-- begin --

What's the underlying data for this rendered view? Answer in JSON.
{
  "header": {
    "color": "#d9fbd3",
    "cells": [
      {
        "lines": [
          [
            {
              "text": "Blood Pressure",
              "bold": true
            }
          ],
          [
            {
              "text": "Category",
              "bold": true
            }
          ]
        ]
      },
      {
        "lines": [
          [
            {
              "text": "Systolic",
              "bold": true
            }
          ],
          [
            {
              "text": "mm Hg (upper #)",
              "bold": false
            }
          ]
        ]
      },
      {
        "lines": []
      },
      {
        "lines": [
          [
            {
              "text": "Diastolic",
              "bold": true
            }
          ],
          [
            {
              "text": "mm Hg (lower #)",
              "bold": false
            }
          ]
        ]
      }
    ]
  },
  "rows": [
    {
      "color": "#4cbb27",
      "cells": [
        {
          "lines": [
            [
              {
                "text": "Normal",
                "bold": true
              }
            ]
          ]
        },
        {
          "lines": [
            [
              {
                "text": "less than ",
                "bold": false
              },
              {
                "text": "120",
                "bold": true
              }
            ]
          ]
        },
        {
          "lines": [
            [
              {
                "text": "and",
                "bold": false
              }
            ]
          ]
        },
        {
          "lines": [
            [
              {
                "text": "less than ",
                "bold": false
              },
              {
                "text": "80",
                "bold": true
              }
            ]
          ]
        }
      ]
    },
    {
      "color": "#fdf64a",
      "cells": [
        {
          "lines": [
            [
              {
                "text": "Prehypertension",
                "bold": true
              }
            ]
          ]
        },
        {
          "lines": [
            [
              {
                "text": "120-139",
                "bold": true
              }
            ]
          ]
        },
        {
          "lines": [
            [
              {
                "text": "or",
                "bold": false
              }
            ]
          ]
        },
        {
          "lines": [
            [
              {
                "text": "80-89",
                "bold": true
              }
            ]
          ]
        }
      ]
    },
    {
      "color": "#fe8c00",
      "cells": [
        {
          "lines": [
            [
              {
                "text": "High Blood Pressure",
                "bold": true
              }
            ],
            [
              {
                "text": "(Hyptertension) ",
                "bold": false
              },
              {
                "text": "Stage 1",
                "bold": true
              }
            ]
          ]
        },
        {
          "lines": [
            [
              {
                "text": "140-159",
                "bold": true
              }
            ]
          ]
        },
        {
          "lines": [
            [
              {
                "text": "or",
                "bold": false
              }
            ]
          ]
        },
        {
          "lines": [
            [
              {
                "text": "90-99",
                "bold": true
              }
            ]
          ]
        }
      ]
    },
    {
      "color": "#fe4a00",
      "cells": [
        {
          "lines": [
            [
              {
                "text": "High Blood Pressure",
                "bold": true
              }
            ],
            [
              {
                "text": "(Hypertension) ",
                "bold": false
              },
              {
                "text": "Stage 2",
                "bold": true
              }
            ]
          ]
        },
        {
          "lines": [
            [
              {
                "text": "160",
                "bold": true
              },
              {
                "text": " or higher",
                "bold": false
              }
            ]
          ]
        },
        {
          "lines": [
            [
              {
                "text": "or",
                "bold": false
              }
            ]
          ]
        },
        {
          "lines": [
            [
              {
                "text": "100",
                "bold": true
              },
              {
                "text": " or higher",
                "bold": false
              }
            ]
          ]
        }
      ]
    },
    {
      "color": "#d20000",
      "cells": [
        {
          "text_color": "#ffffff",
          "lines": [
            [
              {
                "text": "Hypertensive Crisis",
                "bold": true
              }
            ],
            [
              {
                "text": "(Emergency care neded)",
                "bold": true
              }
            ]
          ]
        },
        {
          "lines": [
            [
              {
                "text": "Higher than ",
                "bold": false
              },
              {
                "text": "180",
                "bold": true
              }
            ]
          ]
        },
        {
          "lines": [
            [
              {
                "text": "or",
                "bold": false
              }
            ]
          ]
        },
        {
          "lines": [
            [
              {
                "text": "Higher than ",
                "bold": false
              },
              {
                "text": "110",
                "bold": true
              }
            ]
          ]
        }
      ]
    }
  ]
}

-- end --

▸ PROBLEM STATEMENT: Reproduce every record above exactly as it appears.

▸ THE RESULT:
What's the underlying data for this rendered view? Answer in JSON.
{
  "header": {
    "color": "#d9fbd3",
    "cells": [
      {
        "lines": [
          [
            {
              "text": "Blood Pressure",
              "bold": true
            }
          ],
          [
            {
              "text": "Category",
              "bold": true
            }
          ]
        ]
      },
      {
        "lines": [
          [
            {
              "text": "Systolic",
              "bold": true
            }
          ],
          [
            {
              "text": "mm Hg (upper #)",
              "bold": false
            }
          ]
        ]
      },
      {
        "lines": []
      },
      {
        "lines": [
          [
            {
              "text": "Diastolic",
              "bold": true
            }
          ],
          [
            {
              "text": "mm Hg (lower #)",
              "bold": false
            }
          ]
        ]
      }
    ]
  },
  "rows": [
    {
      "color": "#4cbb27",
      "cells": [
        {
          "lines": [
            [
              {
                "text": "Normal",
                "bold": true
              }
            ]
          ]
        },
        {
          "lines": [
            [
              {
                "text": "less than ",
                "bold": false
              },
              {
                "text": "120",
                "bold": true
              }
            ]
          ]
        },
        {
          "lines": [
            [
              {
                "text": "and",
                "bold": false
              }
            ]
          ]
        },
        {
          "lines": [
            [
              {
                "text": "less than ",
                "bold": false
              },
              {
                "text": "80",
                "bold": true
              }
            ]
          ]
        }
      ]
    },
    {
      "color": "#fdf64a",
      "cells": [
        {
          "lines": [
            [
              {
                "text": "Prehypertension",
                "bold": true
              }
            ]
          ]
        },
        {
          "lines": [
            [
              {
                "text": "120-139",
                "bold": true
              }
            ]
          ]
        },
        {
          "lines": [
            [
              {
                "text": "or",
                "bold": false
              }
            ]
          ]
        },
        {
          "lines": [
            [
              {
                "text": "80-89",
                "bold": true
              }
            ]
          ]
        }
      ]
    },
    {
      "color": "#fe8c00",
      "cells": [
        {
          "lines": [
            [
              {
                "text": "High Blood Pressure",
                "bold": true
              }
            ],
            [
              {
                "text": "(Hyptertension) ",
                "bold": false
              },
              {
                "text": "Stage 1",
                "bold": true
              }
            ]
          ]
        },
        {
          "lines": [
            [
              {
                "text": "140-159",
                "bold": true
              }
            ]
          ]
        },
        {
          "lines": [
            [
              {
                "text": "or",
                "bold": false
              }
            ]
          ]
        },
        {
          "lines": [
            [
              {
                "text": "90-99",
                "bold": true
              }
            ]
          ]
        }
      ]
    },
    {
      "color": "#fe4a00",
      "cells": [
        {
          "lines": [
            [
              {
                "text": "High Blood Pressure",
                "bold": true
              }
            ],
            [
              {
                "text": "(Hypertension) ",
                "bold": false
              },
              {
                "text": "Stage 2",
                "bold": true
              }
            ]
          ]
        },
        {
          "lines": [
            [
              {
                "text": "160",
                "bold": true
              },
              {
                "text": " or higher",
                "bold": false
              }
            ]
          ]
        },
        {
          "lines": [
            [
              {
                "text": "or",
                "bold": false
              }
            ]
          ]
        },
        {
          "lines": [
            [
              {
                "text": "100",
                "bold": true
              },
              {
                "text": " or higher",
                "bold": false
              }
            ]
          ]
        }
      ]
    },
    {
      "color": "#d20000",
      "cells": [
        {
          "text_color": "#ffffff",
          "lines": [
            [
              {
                "text": "Hypertensive Crisis",
                "bold": true
              }
            ],
            [
              {
                "text": "(Emergency care neded)",
                "bold": true
              }
            ]
          ]
        },
        {
          "lines": [
            [
              {
                "text": "Higher than ",
                "bold": false
              },
              {
                "text": "180",
                "bold": true
              }
            ]
          ]
        },
        {
          "lines": [
            [
              {
                "text": "or",
                "bold": false
              }
            ]
          ]
        },
        {
          "lines": [
            [
              {
                "text": "Higher than ",
                "bold": false
              },
              {
                "text": "110",
                "bold": true
              }
            ]
          ]
        }
      ]
    }
  ]
}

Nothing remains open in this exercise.